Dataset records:
========

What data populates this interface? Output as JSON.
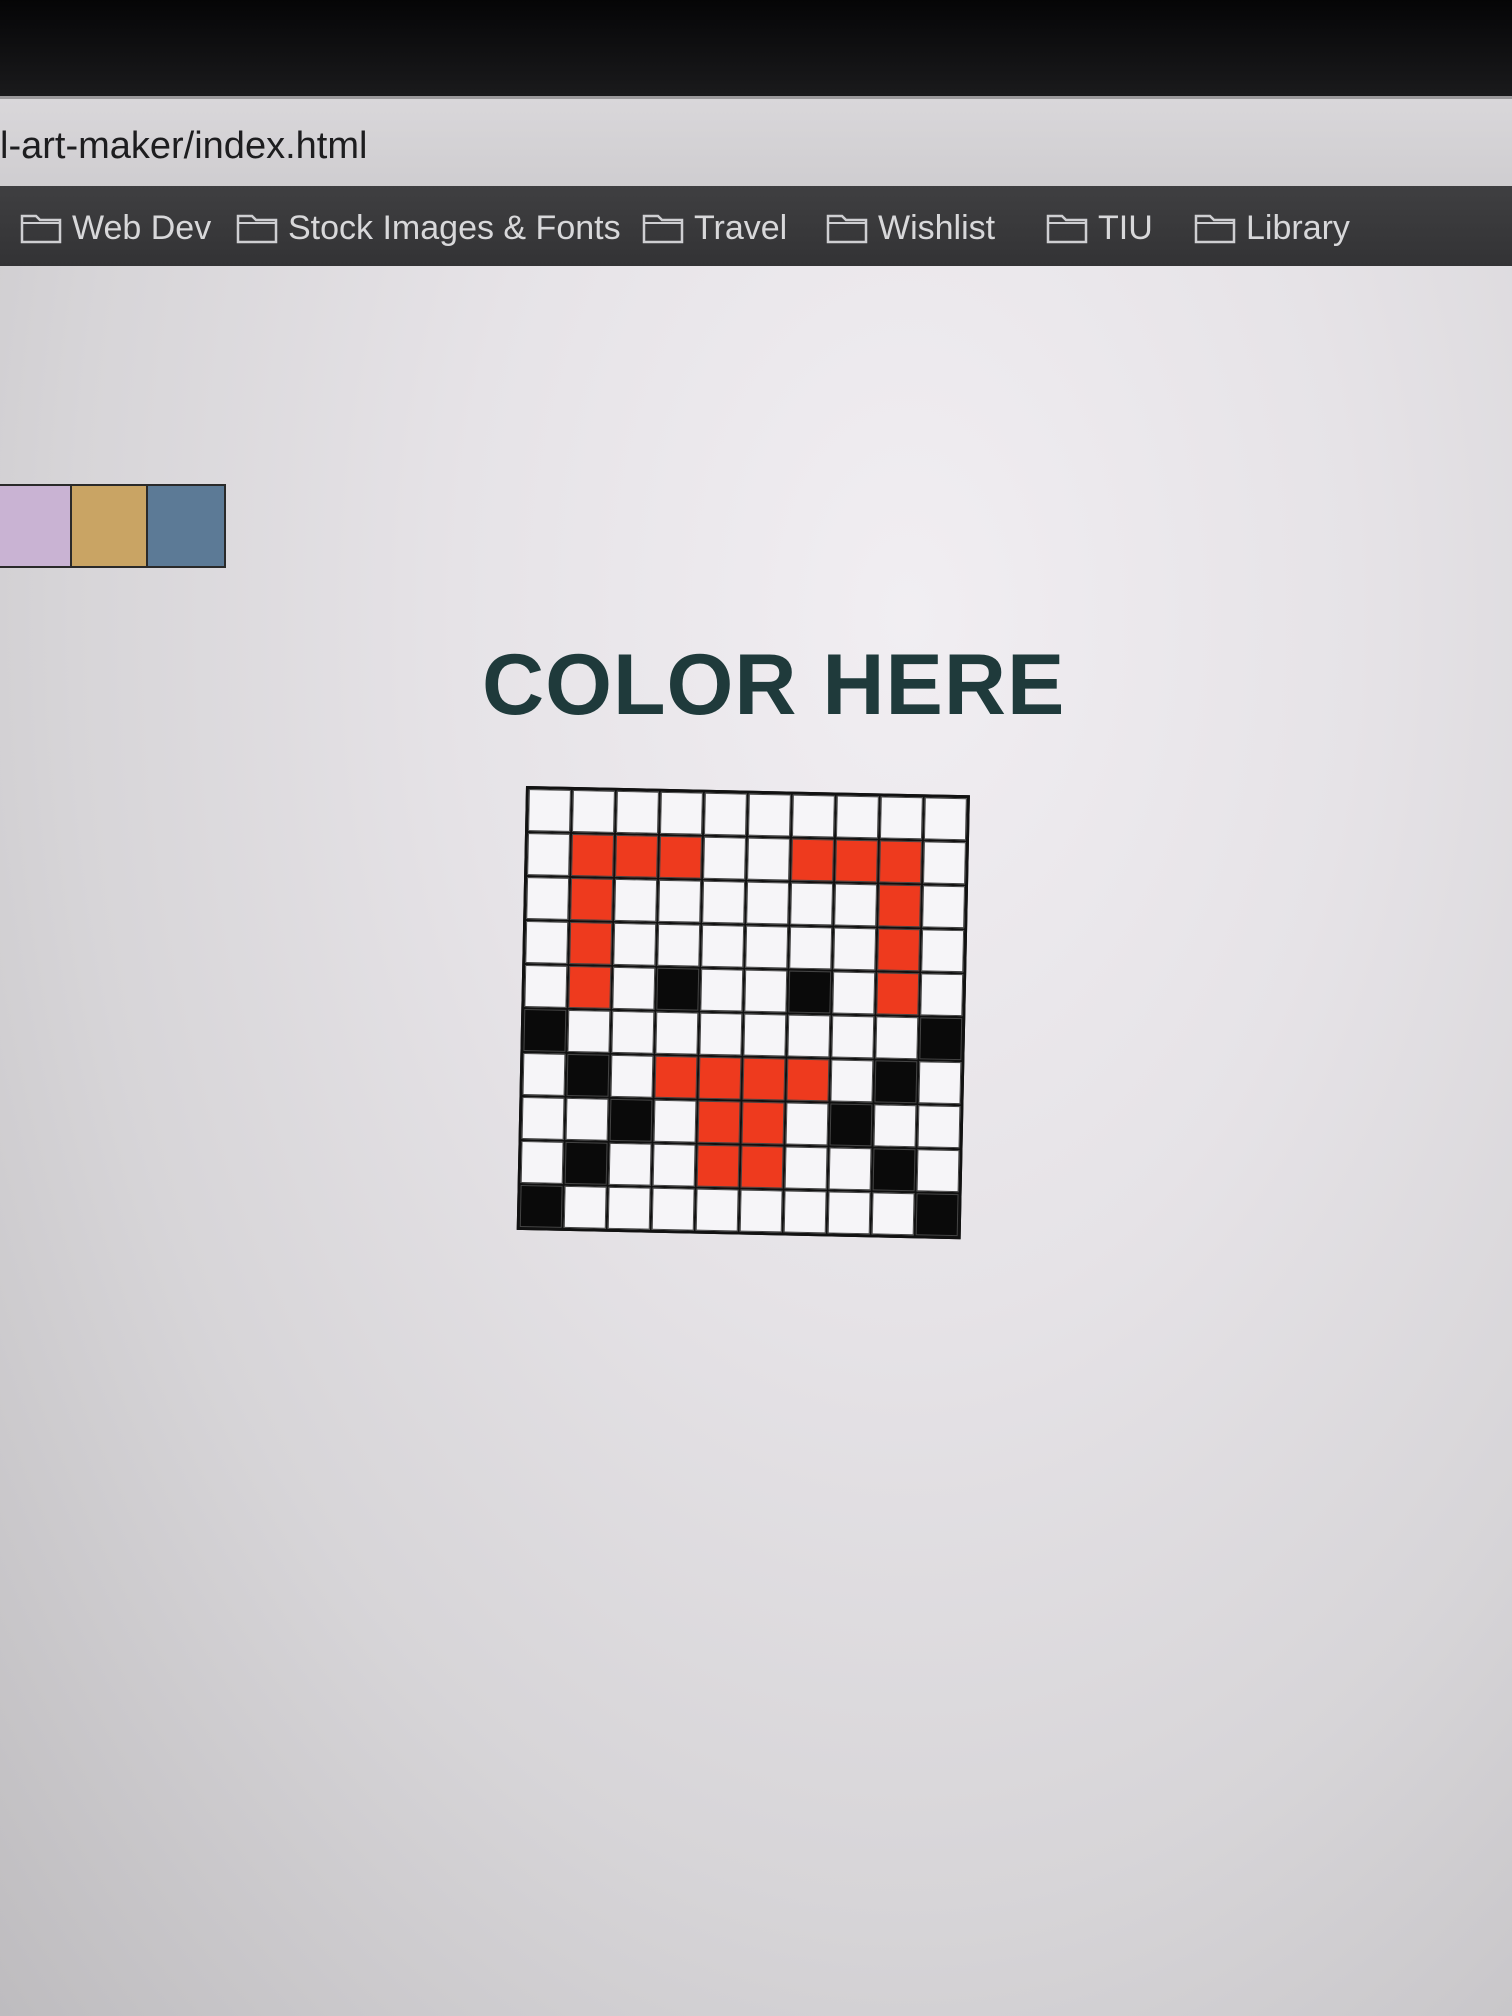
{
  "browser": {
    "url": "l-art-maker/index.html",
    "bookmarks": [
      {
        "label": "Web Dev"
      },
      {
        "label": "Stock Images & Fonts"
      },
      {
        "label": "Travel"
      },
      {
        "label": "Wishlist"
      },
      {
        "label": "TIU"
      },
      {
        "label": "Library"
      }
    ],
    "folder_icon": "folder-icon"
  },
  "palette": {
    "colors": [
      "#c9b3d3",
      "#c9a464",
      "#5c7a96"
    ]
  },
  "canvas": {
    "title": "COLOR HERE",
    "rows": 10,
    "cols": 10,
    "color_key": {
      "W": "#f6f5f8",
      "R": "#ee3a1e",
      "K": "#0a0a0a"
    },
    "cells": [
      "WWWWWWWWWW",
      "WRRRWWRRRW",
      "WRWWWWWWRW",
      "WRWWWWWWRW",
      "WRWKWWKWRW",
      "KWWWWWWWWK",
      "WKWRRRRWKW",
      "WWKWRRWKWW",
      "WKWWRRWWKW",
      "KWWWWWWWWK"
    ]
  }
}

========

### Work to be completed
Your task is to transcribe all of the records precisely, with no images included.

### Solution for this problem
What data populates this interface? Output as JSON.
{
  "browser": {
    "url": "l-art-maker/index.html",
    "bookmarks": [
      {
        "label": "Web Dev"
      },
      {
        "label": "Stock Images & Fonts"
      },
      {
        "label": "Travel"
      },
      {
        "label": "Wishlist"
      },
      {
        "label": "TIU"
      },
      {
        "label": "Library"
      }
    ],
    "folder_icon": "folder-icon"
  },
  "palette": {
    "colors": [
      "#c9b3d3",
      "#c9a464",
      "#5c7a96"
    ]
  },
  "canvas": {
    "title": "COLOR HERE",
    "rows": 10,
    "cols": 10,
    "color_key": {
      "W": "#f6f5f8",
      "R": "#ee3a1e",
      "K": "#0a0a0a"
    },
    "cells": [
      "WWWWWWWWWW",
      "WRRRWWRRRW",
      "WRWWWWWWRW",
      "WRWWWWWWRW",
      "WRWKWWKWRW",
      "KWWWWWWWWK",
      "WKWRRRRWKW",
      "WWKWRRWKWW",
      "WKWWRRWWKW",
      "KWWWWWWWWK"
    ]
  }
}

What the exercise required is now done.